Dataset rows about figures
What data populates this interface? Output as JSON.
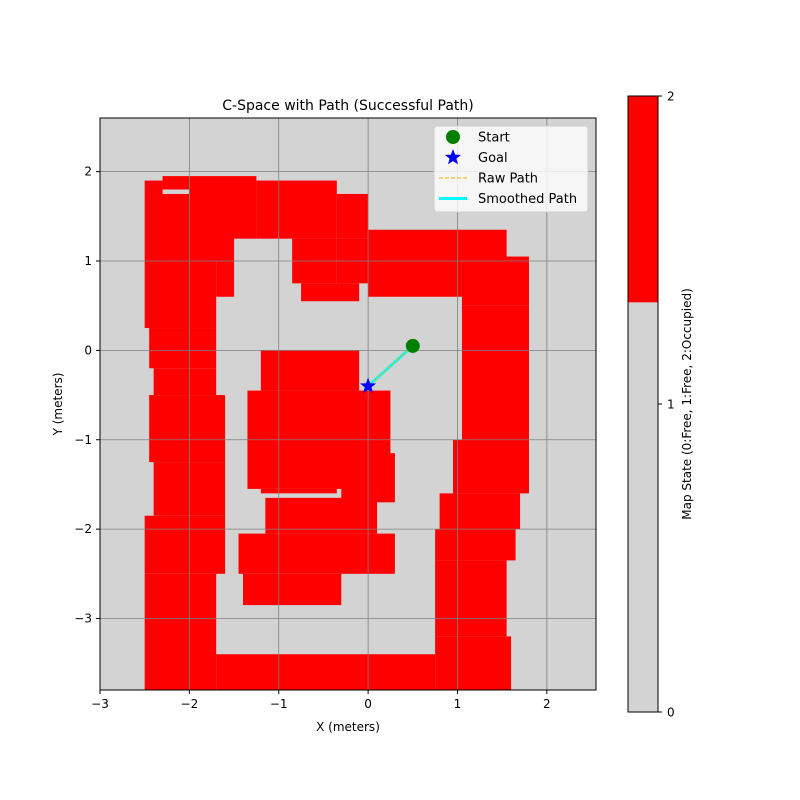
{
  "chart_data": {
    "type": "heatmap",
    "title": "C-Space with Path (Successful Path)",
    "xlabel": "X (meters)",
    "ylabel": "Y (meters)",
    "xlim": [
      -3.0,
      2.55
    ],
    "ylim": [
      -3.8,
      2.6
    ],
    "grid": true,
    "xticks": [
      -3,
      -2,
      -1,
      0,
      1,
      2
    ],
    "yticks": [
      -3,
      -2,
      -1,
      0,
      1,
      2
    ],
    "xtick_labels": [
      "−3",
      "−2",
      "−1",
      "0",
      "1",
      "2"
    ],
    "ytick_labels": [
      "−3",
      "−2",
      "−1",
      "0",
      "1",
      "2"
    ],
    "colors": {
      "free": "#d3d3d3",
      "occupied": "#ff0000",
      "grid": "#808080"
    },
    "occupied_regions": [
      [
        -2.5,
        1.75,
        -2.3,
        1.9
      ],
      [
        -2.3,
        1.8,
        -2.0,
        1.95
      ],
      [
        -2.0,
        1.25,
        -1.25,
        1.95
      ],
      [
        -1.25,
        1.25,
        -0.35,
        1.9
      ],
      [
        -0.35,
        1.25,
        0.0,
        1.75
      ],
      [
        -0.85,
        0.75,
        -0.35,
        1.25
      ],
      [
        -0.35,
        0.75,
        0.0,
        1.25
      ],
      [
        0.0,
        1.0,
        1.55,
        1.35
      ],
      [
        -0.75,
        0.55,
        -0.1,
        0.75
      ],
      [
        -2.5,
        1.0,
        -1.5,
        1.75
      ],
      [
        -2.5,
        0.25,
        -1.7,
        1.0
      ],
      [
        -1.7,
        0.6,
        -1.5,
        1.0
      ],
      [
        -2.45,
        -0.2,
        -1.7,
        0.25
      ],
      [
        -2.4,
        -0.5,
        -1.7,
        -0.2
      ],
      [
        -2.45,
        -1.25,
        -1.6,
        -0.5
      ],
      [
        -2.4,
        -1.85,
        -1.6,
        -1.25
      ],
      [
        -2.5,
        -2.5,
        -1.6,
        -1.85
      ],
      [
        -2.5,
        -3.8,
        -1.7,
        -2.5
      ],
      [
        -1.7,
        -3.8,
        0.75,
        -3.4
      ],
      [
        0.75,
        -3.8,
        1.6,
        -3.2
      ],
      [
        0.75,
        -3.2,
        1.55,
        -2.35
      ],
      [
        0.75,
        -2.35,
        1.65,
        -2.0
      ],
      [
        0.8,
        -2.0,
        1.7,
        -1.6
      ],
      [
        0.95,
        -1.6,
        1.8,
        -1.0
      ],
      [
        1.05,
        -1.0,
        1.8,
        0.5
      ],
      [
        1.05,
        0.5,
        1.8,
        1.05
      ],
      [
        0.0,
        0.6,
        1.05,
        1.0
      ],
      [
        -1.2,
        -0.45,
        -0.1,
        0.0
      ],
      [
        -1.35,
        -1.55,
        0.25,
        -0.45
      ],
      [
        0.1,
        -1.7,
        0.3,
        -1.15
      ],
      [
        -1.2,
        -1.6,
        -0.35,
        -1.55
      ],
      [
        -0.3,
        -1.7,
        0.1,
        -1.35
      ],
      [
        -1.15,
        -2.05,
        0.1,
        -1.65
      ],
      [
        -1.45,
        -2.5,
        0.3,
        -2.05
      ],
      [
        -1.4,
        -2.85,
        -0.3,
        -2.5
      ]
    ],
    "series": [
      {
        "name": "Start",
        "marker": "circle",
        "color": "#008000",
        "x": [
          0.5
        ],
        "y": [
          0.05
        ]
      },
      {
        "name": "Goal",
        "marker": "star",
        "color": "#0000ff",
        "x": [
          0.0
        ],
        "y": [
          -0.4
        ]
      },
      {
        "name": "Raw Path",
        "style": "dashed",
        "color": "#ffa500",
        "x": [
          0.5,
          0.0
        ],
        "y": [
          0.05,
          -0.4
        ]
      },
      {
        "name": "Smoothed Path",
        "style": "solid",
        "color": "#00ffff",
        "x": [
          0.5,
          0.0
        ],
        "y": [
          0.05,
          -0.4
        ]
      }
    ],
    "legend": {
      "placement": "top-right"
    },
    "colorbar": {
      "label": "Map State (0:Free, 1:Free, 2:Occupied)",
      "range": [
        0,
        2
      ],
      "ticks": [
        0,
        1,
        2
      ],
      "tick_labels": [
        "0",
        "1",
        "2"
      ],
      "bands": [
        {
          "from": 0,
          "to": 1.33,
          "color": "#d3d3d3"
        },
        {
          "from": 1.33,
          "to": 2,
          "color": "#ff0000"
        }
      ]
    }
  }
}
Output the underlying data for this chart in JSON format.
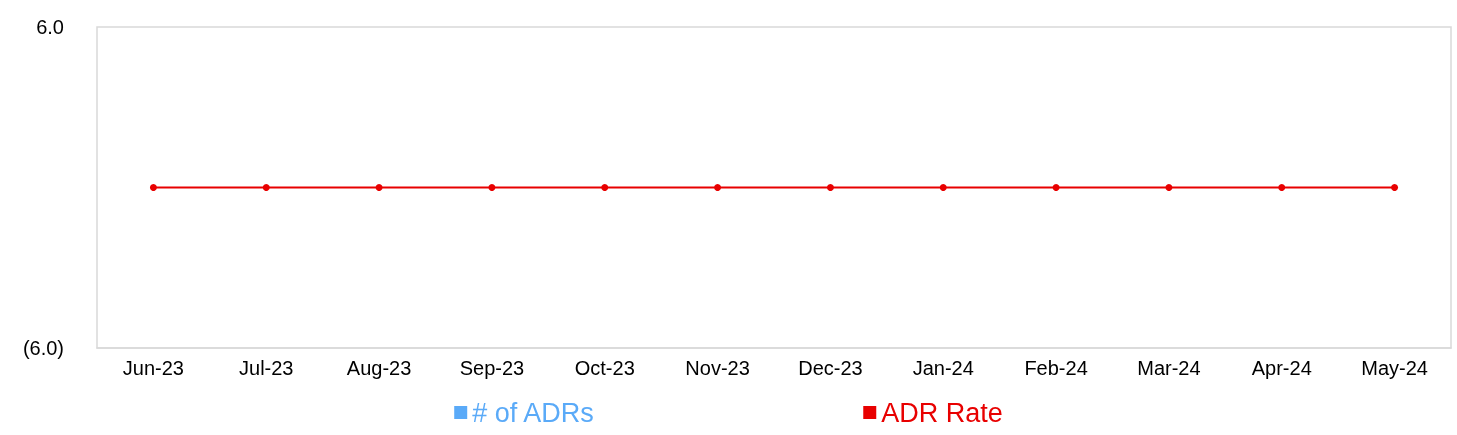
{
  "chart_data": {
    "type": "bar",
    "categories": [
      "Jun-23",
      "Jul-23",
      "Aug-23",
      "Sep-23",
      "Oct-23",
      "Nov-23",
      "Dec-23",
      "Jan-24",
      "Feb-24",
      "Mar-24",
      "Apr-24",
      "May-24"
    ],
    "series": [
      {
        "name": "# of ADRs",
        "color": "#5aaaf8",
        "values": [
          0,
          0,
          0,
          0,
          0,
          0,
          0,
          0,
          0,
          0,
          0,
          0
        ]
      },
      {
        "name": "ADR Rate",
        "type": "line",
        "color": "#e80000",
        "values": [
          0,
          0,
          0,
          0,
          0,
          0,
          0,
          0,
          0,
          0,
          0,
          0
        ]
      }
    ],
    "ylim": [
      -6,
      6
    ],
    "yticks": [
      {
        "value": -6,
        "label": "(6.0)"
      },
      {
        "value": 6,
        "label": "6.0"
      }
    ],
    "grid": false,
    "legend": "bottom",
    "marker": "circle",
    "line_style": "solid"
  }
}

→ EXERCISE GOAL: What comes back should match the records exactly, minus any pictures.

→ OUTPUT FOR THIS EXERCISE:
What data populates this interface? Output as JSON.
{
  "chart_data": {
    "type": "heatmap",
    "title": "C-Space with Path (Successful Path)",
    "xlabel": "X (meters)",
    "ylabel": "Y (meters)",
    "xlim": [
      -3.0,
      2.55
    ],
    "ylim": [
      -3.8,
      2.6
    ],
    "grid": true,
    "xticks": [
      -3,
      -2,
      -1,
      0,
      1,
      2
    ],
    "yticks": [
      -3,
      -2,
      -1,
      0,
      1,
      2
    ],
    "xtick_labels": [
      "−3",
      "−2",
      "−1",
      "0",
      "1",
      "2"
    ],
    "ytick_labels": [
      "−3",
      "−2",
      "−1",
      "0",
      "1",
      "2"
    ],
    "colors": {
      "free": "#d3d3d3",
      "occupied": "#ff0000",
      "grid": "#808080"
    },
    "occupied_regions": [
      [
        -2.5,
        1.75,
        -2.3,
        1.9
      ],
      [
        -2.3,
        1.8,
        -2.0,
        1.95
      ],
      [
        -2.0,
        1.25,
        -1.25,
        1.95
      ],
      [
        -1.25,
        1.25,
        -0.35,
        1.9
      ],
      [
        -0.35,
        1.25,
        0.0,
        1.75
      ],
      [
        -0.85,
        0.75,
        -0.35,
        1.25
      ],
      [
        -0.35,
        0.75,
        0.0,
        1.25
      ],
      [
        0.0,
        1.0,
        1.55,
        1.35
      ],
      [
        -0.75,
        0.55,
        -0.1,
        0.75
      ],
      [
        -2.5,
        1.0,
        -1.5,
        1.75
      ],
      [
        -2.5,
        0.25,
        -1.7,
        1.0
      ],
      [
        -1.7,
        0.6,
        -1.5,
        1.0
      ],
      [
        -2.45,
        -0.2,
        -1.7,
        0.25
      ],
      [
        -2.4,
        -0.5,
        -1.7,
        -0.2
      ],
      [
        -2.45,
        -1.25,
        -1.6,
        -0.5
      ],
      [
        -2.4,
        -1.85,
        -1.6,
        -1.25
      ],
      [
        -2.5,
        -2.5,
        -1.6,
        -1.85
      ],
      [
        -2.5,
        -3.8,
        -1.7,
        -2.5
      ],
      [
        -1.7,
        -3.8,
        0.75,
        -3.4
      ],
      [
        0.75,
        -3.8,
        1.6,
        -3.2
      ],
      [
        0.75,
        -3.2,
        1.55,
        -2.35
      ],
      [
        0.75,
        -2.35,
        1.65,
        -2.0
      ],
      [
        0.8,
        -2.0,
        1.7,
        -1.6
      ],
      [
        0.95,
        -1.6,
        1.8,
        -1.0
      ],
      [
        1.05,
        -1.0,
        1.8,
        0.5
      ],
      [
        1.05,
        0.5,
        1.8,
        1.05
      ],
      [
        0.0,
        0.6,
        1.05,
        1.0
      ],
      [
        -1.2,
        -0.45,
        -0.1,
        0.0
      ],
      [
        -1.35,
        -1.55,
        0.25,
        -0.45
      ],
      [
        0.1,
        -1.7,
        0.3,
        -1.15
      ],
      [
        -1.2,
        -1.6,
        -0.35,
        -1.55
      ],
      [
        -0.3,
        -1.7,
        0.1,
        -1.35
      ],
      [
        -1.15,
        -2.05,
        0.1,
        -1.65
      ],
      [
        -1.45,
        -2.5,
        0.3,
        -2.05
      ],
      [
        -1.4,
        -2.85,
        -0.3,
        -2.5
      ]
    ],
    "series": [
      {
        "name": "Start",
        "marker": "circle",
        "color": "#008000",
        "x": [
          0.5
        ],
        "y": [
          0.05
        ]
      },
      {
        "name": "Goal",
        "marker": "star",
        "color": "#0000ff",
        "x": [
          0.0
        ],
        "y": [
          -0.4
        ]
      },
      {
        "name": "Raw Path",
        "style": "dashed",
        "color": "#ffa500",
        "x": [
          0.5,
          0.0
        ],
        "y": [
          0.05,
          -0.4
        ]
      },
      {
        "name": "Smoothed Path",
        "style": "solid",
        "color": "#00ffff",
        "x": [
          0.5,
          0.0
        ],
        "y": [
          0.05,
          -0.4
        ]
      }
    ],
    "legend": {
      "placement": "top-right"
    },
    "colorbar": {
      "label": "Map State (0:Free, 1:Free, 2:Occupied)",
      "range": [
        0,
        2
      ],
      "ticks": [
        0,
        1,
        2
      ],
      "tick_labels": [
        "0",
        "1",
        "2"
      ],
      "bands": [
        {
          "from": 0,
          "to": 1.33,
          "color": "#d3d3d3"
        },
        {
          "from": 1.33,
          "to": 2,
          "color": "#ff0000"
        }
      ]
    }
  }
}
Output the underlying data for this chart in JSON format.
{
  "chart_data": {
    "type": "bar",
    "categories": [
      "Jun-23",
      "Jul-23",
      "Aug-23",
      "Sep-23",
      "Oct-23",
      "Nov-23",
      "Dec-23",
      "Jan-24",
      "Feb-24",
      "Mar-24",
      "Apr-24",
      "May-24"
    ],
    "series": [
      {
        "name": "# of ADRs",
        "color": "#5aaaf8",
        "values": [
          0,
          0,
          0,
          0,
          0,
          0,
          0,
          0,
          0,
          0,
          0,
          0
        ]
      },
      {
        "name": "ADR Rate",
        "type": "line",
        "color": "#e80000",
        "values": [
          0,
          0,
          0,
          0,
          0,
          0,
          0,
          0,
          0,
          0,
          0,
          0
        ]
      }
    ],
    "ylim": [
      -6,
      6
    ],
    "yticks": [
      {
        "value": -6,
        "label": "(6.0)"
      },
      {
        "value": 6,
        "label": "6.0"
      }
    ],
    "grid": false,
    "legend": "bottom",
    "marker": "circle",
    "line_style": "solid"
  }
}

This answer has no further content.